--- Article ---
Overblog
Editer l'article Suivre ce blog Administration + Créer mon blog
Le Labyrinthe - souffle des temps.. Tamisier..

Souffle et épée des temps ; archange ; prophéte : samouraï en empereur : récit en genre et en nombre de soldats divin face à face avec leur histoire gagnant des points de vie ou visite dans des lieux saint par et avec l'art ... soit l'emblème nouvau de jésuraléme.

Travail, technique, technologie - 2


I. Anticiper pour s’améliorer : les vertus du progrès technique

1) Le lien étroit entre travail et technique

Si le travail désigne l'action d’utiliser les processus naturels à son profit, la manière d'opérer cette utilisation se nomme technique. Le travail du boucher consiste à découper les bestiaux ; la méthode qu'il suit pour opérer la découpe constitue sa technique. Aussi travail et technique se répondent-ils intimement. Celle-ci s'élabore par celui-là à l'issue d'une série d'essais plus ou moins réussis (une technique de chasse s'invente en... chassant), pendant que le premier s'accomplit par la seconde.

Dans ce sens très large, on pourrait considérer que les animaux, eux aussi, travaillent et emploient des techniques : le faucon nourrissant ses petits, la meute de loups employant une stratégie d'encerclement d'une proie, accomplissent bel et bien des actions utiles grâce à des techniques en partie instinctives, et en partie dictées par les impératifs du terrain. Pourtant, entre action animale et travail humain, il existe une différence essentielle.
--- Jeu de données ---
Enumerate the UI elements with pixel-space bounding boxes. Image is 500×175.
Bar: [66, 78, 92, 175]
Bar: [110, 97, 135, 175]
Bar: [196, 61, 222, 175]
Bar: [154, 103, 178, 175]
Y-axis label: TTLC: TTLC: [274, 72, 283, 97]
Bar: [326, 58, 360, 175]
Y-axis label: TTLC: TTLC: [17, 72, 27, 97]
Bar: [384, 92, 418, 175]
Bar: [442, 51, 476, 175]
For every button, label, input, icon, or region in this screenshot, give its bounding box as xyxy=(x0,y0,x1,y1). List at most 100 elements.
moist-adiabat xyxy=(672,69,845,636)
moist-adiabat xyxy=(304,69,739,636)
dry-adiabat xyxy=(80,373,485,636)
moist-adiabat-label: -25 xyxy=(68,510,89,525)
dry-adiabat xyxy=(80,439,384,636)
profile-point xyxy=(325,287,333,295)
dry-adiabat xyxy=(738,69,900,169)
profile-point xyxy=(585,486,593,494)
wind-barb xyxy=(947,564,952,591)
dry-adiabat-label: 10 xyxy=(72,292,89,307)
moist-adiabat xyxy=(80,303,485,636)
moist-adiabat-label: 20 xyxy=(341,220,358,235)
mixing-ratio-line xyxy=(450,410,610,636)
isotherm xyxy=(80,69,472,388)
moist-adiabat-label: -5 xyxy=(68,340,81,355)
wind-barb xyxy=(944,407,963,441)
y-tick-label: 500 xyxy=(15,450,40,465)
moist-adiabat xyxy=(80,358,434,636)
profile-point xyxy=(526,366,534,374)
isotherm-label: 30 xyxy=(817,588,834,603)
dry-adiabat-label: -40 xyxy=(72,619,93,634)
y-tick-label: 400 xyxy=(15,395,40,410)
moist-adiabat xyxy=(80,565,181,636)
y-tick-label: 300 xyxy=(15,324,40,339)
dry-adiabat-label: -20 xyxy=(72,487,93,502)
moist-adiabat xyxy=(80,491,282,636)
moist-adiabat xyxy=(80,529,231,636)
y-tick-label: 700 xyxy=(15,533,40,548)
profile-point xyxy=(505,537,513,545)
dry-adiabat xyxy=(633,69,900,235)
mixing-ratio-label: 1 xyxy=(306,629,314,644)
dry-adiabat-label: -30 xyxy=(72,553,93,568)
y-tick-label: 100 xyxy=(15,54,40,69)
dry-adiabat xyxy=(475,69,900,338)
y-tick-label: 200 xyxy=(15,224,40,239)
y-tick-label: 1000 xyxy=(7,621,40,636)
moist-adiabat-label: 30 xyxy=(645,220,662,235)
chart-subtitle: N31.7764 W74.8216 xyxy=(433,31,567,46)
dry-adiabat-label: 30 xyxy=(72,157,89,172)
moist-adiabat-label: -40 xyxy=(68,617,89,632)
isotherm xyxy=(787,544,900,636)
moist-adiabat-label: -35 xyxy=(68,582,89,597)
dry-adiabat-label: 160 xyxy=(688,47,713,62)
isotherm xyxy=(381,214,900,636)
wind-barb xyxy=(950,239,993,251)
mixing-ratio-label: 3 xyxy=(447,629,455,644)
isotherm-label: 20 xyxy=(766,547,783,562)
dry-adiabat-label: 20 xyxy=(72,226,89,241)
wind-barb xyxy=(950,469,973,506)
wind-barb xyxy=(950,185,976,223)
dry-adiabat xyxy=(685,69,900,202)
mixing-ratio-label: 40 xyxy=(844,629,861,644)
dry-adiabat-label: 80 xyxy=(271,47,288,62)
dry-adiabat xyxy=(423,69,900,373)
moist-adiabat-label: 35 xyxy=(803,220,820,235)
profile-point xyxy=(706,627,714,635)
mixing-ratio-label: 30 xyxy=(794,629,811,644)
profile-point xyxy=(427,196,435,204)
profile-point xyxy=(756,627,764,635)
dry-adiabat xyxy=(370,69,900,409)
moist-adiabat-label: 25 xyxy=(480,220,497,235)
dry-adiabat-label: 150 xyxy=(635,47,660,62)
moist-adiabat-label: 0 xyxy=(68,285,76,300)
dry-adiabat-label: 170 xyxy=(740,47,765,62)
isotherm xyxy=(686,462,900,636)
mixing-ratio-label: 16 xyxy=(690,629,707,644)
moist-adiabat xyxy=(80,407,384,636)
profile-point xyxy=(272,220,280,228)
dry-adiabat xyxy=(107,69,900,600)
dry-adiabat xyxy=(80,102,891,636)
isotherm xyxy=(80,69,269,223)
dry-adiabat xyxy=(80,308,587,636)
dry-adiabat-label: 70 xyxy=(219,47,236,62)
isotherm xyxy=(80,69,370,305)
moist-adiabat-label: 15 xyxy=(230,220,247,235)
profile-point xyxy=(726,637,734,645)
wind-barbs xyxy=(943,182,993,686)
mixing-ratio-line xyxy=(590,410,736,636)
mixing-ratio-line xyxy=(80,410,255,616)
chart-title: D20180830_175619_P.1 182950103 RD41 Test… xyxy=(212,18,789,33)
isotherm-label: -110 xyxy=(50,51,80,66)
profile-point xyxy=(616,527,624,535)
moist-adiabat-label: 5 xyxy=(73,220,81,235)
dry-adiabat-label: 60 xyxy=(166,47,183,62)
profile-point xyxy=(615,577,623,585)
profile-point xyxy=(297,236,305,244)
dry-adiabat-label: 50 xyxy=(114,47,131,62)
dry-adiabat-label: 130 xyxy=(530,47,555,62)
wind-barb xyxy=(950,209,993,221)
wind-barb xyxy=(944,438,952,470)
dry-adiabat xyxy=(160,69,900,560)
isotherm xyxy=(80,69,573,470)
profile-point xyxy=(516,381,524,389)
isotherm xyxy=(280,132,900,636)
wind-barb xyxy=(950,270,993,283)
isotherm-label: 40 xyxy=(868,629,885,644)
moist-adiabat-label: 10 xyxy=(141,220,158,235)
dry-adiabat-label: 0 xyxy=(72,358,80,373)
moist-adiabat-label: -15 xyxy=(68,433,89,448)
---
- [Objet de l'exercice]:
Pour chaque affirmation, déterminez si elle concorde avec l'article sur le travail et la technique. Répondez par oui ou non, en citant textuellement le passage décisif.
1. La méthode suivie par le boucher pour découper les bestiaux constitue sa technique.
2. Les techniques employées par les animaux sont entièrement instinctives.
3. Il n'existe aucune différence entre action animale et travail humain.
Les entrées n'interviennent pas dans cet exercice.

- [Réponse attendue]:
1. Oui : « la méthode qu'il suit pour opérer la découpe constitue sa technique »
2. Non : « en partie instinctives, et en partie dictées par les impératifs du terrain »
3. Non : « entre action animale et travail humain, il existe une différence essentielle »